# The request
What follows is a block of records; restate each one word for word.

# Data excerpts
++++++
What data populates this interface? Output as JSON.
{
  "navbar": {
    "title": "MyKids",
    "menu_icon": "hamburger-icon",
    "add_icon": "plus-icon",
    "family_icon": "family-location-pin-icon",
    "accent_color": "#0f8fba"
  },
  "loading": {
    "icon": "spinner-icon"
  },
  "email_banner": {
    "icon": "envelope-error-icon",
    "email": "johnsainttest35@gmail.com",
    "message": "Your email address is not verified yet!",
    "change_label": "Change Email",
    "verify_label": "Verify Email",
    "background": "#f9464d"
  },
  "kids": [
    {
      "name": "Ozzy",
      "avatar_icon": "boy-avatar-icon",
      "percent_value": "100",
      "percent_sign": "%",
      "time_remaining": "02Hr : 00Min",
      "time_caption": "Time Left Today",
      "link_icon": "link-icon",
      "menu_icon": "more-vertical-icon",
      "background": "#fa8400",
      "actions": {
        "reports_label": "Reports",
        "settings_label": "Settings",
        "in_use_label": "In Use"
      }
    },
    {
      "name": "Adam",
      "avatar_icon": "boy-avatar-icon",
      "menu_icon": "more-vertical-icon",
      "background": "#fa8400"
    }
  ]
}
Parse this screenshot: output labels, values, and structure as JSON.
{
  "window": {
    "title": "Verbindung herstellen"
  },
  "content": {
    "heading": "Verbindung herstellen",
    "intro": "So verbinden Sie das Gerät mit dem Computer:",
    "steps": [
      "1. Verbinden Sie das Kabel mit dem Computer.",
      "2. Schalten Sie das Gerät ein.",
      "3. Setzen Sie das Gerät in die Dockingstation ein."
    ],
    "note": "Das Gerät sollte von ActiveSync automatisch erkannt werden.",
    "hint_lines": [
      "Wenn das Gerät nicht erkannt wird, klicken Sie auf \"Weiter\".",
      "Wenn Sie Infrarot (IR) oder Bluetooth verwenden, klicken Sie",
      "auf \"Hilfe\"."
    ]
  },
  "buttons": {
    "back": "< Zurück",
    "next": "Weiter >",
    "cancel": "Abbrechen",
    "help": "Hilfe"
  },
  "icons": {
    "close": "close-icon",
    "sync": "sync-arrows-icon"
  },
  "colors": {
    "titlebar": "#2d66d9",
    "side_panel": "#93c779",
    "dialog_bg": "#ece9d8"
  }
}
++++++
# Answer to this task
What data populates this interface? Output as JSON.
{
  "navbar": {
    "title": "MyKids",
    "menu_icon": "hamburger-icon",
    "add_icon": "plus-icon",
    "family_icon": "family-location-pin-icon",
    "accent_color": "#0f8fba"
  },
  "loading": {
    "icon": "spinner-icon"
  },
  "email_banner": {
    "icon": "envelope-error-icon",
    "email": "johnsainttest35@gmail.com",
    "message": "Your email address is not verified yet!",
    "change_label": "Change Email",
    "verify_label": "Verify Email",
    "background": "#f9464d"
  },
  "kids": [
    {
      "name": "Ozzy",
      "avatar_icon": "boy-avatar-icon",
      "percent_value": "100",
      "percent_sign": "%",
      "time_remaining": "02Hr : 00Min",
      "time_caption": "Time Left Today",
      "link_icon": "link-icon",
      "menu_icon": "more-vertical-icon",
      "background": "#fa8400",
      "actions": {
        "reports_label": "Reports",
        "settings_label": "Settings",
        "in_use_label": "In Use"
      }
    },
    {
      "name": "Adam",
      "avatar_icon": "boy-avatar-icon",
      "menu_icon": "more-vertical-icon",
      "background": "#fa8400"
    }
  ]
}
Parse this screenshot: output labels, values, and structure as JSON.
{
  "window": {
    "title": "Verbindung herstellen"
  },
  "content": {
    "heading": "Verbindung herstellen",
    "intro": "So verbinden Sie das Gerät mit dem Computer:",
    "steps": [
      "1. Verbinden Sie das Kabel mit dem Computer.",
      "2. Schalten Sie das Gerät ein.",
      "3. Setzen Sie das Gerät in die Dockingstation ein."
    ],
    "note": "Das Gerät sollte von ActiveSync automatisch erkannt werden.",
    "hint_lines": [
      "Wenn das Gerät nicht erkannt wird, klicken Sie auf \"Weiter\".",
      "Wenn Sie Infrarot (IR) oder Bluetooth verwenden, klicken Sie",
      "auf \"Hilfe\"."
    ]
  },
  "buttons": {
    "back": "< Zurück",
    "next": "Weiter >",
    "cancel": "Abbrechen",
    "help": "Hilfe"
  },
  "icons": {
    "close": "close-icon",
    "sync": "sync-arrows-icon"
  },
  "colors": {
    "titlebar": "#2d66d9",
    "side_panel": "#93c779",
    "dialog_bg": "#ece9d8"
  }
}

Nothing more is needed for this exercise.